• _Task_
Copy every line of the material below word for word.

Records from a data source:
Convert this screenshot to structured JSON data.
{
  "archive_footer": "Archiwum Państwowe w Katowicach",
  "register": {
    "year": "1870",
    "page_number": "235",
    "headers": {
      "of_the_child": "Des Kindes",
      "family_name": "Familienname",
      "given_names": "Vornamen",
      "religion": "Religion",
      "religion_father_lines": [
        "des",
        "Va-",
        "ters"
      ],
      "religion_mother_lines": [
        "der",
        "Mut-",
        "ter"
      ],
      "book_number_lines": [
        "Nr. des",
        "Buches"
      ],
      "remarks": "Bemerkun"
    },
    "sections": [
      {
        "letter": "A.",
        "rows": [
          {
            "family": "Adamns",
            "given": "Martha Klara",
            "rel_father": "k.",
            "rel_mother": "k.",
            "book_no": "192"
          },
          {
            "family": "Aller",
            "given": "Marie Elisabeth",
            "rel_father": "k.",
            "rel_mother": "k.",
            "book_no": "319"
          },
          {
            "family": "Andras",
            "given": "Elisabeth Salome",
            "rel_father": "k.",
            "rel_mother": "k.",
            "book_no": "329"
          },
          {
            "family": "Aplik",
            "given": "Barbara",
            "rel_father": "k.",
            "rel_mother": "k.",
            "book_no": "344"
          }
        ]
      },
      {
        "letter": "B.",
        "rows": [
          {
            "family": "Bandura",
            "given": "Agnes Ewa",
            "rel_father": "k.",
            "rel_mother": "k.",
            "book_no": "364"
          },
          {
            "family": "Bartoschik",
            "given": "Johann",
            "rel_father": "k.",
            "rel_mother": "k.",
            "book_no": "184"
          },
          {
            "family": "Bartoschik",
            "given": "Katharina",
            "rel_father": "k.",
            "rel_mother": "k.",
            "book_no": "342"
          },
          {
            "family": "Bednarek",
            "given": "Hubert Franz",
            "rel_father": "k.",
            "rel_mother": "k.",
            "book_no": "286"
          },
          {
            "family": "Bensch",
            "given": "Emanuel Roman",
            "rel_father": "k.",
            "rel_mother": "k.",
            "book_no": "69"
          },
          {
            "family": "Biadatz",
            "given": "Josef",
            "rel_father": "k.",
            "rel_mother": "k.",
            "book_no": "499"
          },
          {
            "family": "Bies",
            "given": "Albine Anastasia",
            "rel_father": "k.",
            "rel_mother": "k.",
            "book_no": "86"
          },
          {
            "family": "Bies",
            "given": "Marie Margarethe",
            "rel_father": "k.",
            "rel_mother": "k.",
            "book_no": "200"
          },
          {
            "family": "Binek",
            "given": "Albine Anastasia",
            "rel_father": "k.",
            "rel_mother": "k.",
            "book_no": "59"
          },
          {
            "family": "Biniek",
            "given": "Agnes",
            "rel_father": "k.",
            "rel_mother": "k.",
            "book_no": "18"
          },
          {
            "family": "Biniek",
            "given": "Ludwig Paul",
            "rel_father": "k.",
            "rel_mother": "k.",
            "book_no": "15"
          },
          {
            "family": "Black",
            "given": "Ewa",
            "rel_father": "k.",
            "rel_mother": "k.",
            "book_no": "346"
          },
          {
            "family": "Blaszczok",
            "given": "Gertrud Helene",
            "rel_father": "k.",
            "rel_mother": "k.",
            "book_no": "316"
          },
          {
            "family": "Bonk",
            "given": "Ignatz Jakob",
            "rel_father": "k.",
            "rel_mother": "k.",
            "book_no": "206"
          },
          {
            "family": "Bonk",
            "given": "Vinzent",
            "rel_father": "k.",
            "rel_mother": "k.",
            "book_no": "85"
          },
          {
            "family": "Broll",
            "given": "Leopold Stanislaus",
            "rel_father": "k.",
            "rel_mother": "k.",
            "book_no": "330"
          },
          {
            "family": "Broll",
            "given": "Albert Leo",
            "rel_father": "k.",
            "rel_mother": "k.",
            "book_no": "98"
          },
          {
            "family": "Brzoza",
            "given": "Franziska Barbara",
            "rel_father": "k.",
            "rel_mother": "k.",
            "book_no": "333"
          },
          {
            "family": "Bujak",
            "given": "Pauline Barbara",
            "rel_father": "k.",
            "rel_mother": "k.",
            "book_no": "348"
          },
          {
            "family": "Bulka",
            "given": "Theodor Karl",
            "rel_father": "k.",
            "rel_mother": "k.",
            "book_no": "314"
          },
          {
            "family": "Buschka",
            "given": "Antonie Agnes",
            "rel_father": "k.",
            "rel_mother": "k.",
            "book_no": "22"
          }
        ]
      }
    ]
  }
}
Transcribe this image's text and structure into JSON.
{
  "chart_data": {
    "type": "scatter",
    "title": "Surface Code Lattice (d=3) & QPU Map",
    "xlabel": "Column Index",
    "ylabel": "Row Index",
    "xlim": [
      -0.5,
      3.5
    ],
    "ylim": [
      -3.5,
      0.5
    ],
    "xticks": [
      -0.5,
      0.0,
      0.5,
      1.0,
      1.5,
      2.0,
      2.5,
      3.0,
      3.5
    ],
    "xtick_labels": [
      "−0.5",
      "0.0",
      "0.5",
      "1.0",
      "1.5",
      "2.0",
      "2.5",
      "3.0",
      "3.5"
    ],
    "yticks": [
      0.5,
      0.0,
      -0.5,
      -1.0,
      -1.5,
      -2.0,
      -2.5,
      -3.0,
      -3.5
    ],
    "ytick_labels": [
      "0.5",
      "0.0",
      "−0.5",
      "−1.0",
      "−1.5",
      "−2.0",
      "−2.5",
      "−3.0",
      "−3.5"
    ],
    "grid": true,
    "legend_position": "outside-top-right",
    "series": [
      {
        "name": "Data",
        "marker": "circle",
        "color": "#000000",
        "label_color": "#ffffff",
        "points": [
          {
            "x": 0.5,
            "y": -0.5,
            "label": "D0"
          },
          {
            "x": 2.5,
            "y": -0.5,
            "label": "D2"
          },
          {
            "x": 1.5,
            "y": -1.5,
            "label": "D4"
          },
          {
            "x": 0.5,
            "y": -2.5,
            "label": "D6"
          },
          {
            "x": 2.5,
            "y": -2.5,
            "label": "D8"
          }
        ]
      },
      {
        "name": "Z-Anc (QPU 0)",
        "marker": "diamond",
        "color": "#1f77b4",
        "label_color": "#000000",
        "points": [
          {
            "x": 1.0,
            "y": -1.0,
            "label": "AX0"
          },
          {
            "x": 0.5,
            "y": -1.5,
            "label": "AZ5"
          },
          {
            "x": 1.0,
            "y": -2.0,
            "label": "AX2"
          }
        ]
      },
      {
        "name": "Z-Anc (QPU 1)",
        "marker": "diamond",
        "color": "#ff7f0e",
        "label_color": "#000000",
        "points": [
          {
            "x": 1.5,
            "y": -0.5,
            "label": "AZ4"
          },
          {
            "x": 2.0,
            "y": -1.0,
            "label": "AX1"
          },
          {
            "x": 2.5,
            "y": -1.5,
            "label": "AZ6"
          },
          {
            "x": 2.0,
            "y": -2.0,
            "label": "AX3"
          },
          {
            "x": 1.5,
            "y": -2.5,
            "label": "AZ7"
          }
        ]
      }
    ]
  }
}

• _Output for this exercise_
Convert this screenshot to structured JSON data.
{
  "archive_footer": "Archiwum Państwowe w Katowicach",
  "register": {
    "year": "1870",
    "page_number": "235",
    "headers": {
      "of_the_child": "Des Kindes",
      "family_name": "Familienname",
      "given_names": "Vornamen",
      "religion": "Religion",
      "religion_father_lines": [
        "des",
        "Va-",
        "ters"
      ],
      "religion_mother_lines": [
        "der",
        "Mut-",
        "ter"
      ],
      "book_number_lines": [
        "Nr. des",
        "Buches"
      ],
      "remarks": "Bemerkun"
    },
    "sections": [
      {
        "letter": "A.",
        "rows": [
          {
            "family": "Adamns",
            "given": "Martha Klara",
            "rel_father": "k.",
            "rel_mother": "k.",
            "book_no": "192"
          },
          {
            "family": "Aller",
            "given": "Marie Elisabeth",
            "rel_father": "k.",
            "rel_mother": "k.",
            "book_no": "319"
          },
          {
            "family": "Andras",
            "given": "Elisabeth Salome",
            "rel_father": "k.",
            "rel_mother": "k.",
            "book_no": "329"
          },
          {
            "family": "Aplik",
            "given": "Barbara",
            "rel_father": "k.",
            "rel_mother": "k.",
            "book_no": "344"
          }
        ]
      },
      {
        "letter": "B.",
        "rows": [
          {
            "family": "Bandura",
            "given": "Agnes Ewa",
            "rel_father": "k.",
            "rel_mother": "k.",
            "book_no": "364"
          },
          {
            "family": "Bartoschik",
            "given": "Johann",
            "rel_father": "k.",
            "rel_mother": "k.",
            "book_no": "184"
          },
          {
            "family": "Bartoschik",
            "given": "Katharina",
            "rel_father": "k.",
            "rel_mother": "k.",
            "book_no": "342"
          },
          {
            "family": "Bednarek",
            "given": "Hubert Franz",
            "rel_father": "k.",
            "rel_mother": "k.",
            "book_no": "286"
          },
          {
            "family": "Bensch",
            "given": "Emanuel Roman",
            "rel_father": "k.",
            "rel_mother": "k.",
            "book_no": "69"
          },
          {
            "family": "Biadatz",
            "given": "Josef",
            "rel_father": "k.",
            "rel_mother": "k.",
            "book_no": "499"
          },
          {
            "family": "Bies",
            "given": "Albine Anastasia",
            "rel_father": "k.",
            "rel_mother": "k.",
            "book_no": "86"
          },
          {
            "family": "Bies",
            "given": "Marie Margarethe",
            "rel_father": "k.",
            "rel_mother": "k.",
            "book_no": "200"
          },
          {
            "family": "Binek",
            "given": "Albine Anastasia",
            "rel_father": "k.",
            "rel_mother": "k.",
            "book_no": "59"
          },
          {
            "family": "Biniek",
            "given": "Agnes",
            "rel_father": "k.",
            "rel_mother": "k.",
            "book_no": "18"
          },
          {
            "family": "Biniek",
            "given": "Ludwig Paul",
            "rel_father": "k.",
            "rel_mother": "k.",
            "book_no": "15"
          },
          {
            "family": "Black",
            "given": "Ewa",
            "rel_father": "k.",
            "rel_mother": "k.",
            "book_no": "346"
          },
          {
            "family": "Blaszczok",
            "given": "Gertrud Helene",
            "rel_father": "k.",
            "rel_mother": "k.",
            "book_no": "316"
          },
          {
            "family": "Bonk",
            "given": "Ignatz Jakob",
            "rel_father": "k.",
            "rel_mother": "k.",
            "book_no": "206"
          },
          {
            "family": "Bonk",
            "given": "Vinzent",
            "rel_father": "k.",
            "rel_mother": "k.",
            "book_no": "85"
          },
          {
            "family": "Broll",
            "given": "Leopold Stanislaus",
            "rel_father": "k.",
            "rel_mother": "k.",
            "book_no": "330"
          },
          {
            "family": "Broll",
            "given": "Albert Leo",
            "rel_father": "k.",
            "rel_mother": "k.",
            "book_no": "98"
          },
          {
            "family": "Brzoza",
            "given": "Franziska Barbara",
            "rel_father": "k.",
            "rel_mother": "k.",
            "book_no": "333"
          },
          {
            "family": "Bujak",
            "given": "Pauline Barbara",
            "rel_father": "k.",
            "rel_mother": "k.",
            "book_no": "348"
          },
          {
            "family": "Bulka",
            "given": "Theodor Karl",
            "rel_father": "k.",
            "rel_mother": "k.",
            "book_no": "314"
          },
          {
            "family": "Buschka",
            "given": "Antonie Agnes",
            "rel_father": "k.",
            "rel_mother": "k.",
            "book_no": "22"
          }
        ]
      }
    ]
  }
}
Transcribe this image's text and structure into JSON.
{
  "chart_data": {
    "type": "scatter",
    "title": "Surface Code Lattice (d=3) & QPU Map",
    "xlabel": "Column Index",
    "ylabel": "Row Index",
    "xlim": [
      -0.5,
      3.5
    ],
    "ylim": [
      -3.5,
      0.5
    ],
    "xticks": [
      -0.5,
      0.0,
      0.5,
      1.0,
      1.5,
      2.0,
      2.5,
      3.0,
      3.5
    ],
    "xtick_labels": [
      "−0.5",
      "0.0",
      "0.5",
      "1.0",
      "1.5",
      "2.0",
      "2.5",
      "3.0",
      "3.5"
    ],
    "yticks": [
      0.5,
      0.0,
      -0.5,
      -1.0,
      -1.5,
      -2.0,
      -2.5,
      -3.0,
      -3.5
    ],
    "ytick_labels": [
      "0.5",
      "0.0",
      "−0.5",
      "−1.0",
      "−1.5",
      "−2.0",
      "−2.5",
      "−3.0",
      "−3.5"
    ],
    "grid": true,
    "legend_position": "outside-top-right",
    "series": [
      {
        "name": "Data",
        "marker": "circle",
        "color": "#000000",
        "label_color": "#ffffff",
        "points": [
          {
            "x": 0.5,
            "y": -0.5,
            "label": "D0"
          },
          {
            "x": 2.5,
            "y": -0.5,
            "label": "D2"
          },
          {
            "x": 1.5,
            "y": -1.5,
            "label": "D4"
          },
          {
            "x": 0.5,
            "y": -2.5,
            "label": "D6"
          },
          {
            "x": 2.5,
            "y": -2.5,
            "label": "D8"
          }
        ]
      },
      {
        "name": "Z-Anc (QPU 0)",
        "marker": "diamond",
        "color": "#1f77b4",
        "label_color": "#000000",
        "points": [
          {
            "x": 1.0,
            "y": -1.0,
            "label": "AX0"
          },
          {
            "x": 0.5,
            "y": -1.5,
            "label": "AZ5"
          },
          {
            "x": 1.0,
            "y": -2.0,
            "label": "AX2"
          }
        ]
      },
      {
        "name": "Z-Anc (QPU 1)",
        "marker": "diamond",
        "color": "#ff7f0e",
        "label_color": "#000000",
        "points": [
          {
            "x": 1.5,
            "y": -0.5,
            "label": "AZ4"
          },
          {
            "x": 2.0,
            "y": -1.0,
            "label": "AX1"
          },
          {
            "x": 2.5,
            "y": -1.5,
            "label": "AZ6"
          },
          {
            "x": 2.0,
            "y": -2.0,
            "label": "AX3"
          },
          {
            "x": 1.5,
            "y": -2.5,
            "label": "AZ7"
          }
        ]
      }
    ]
  }
}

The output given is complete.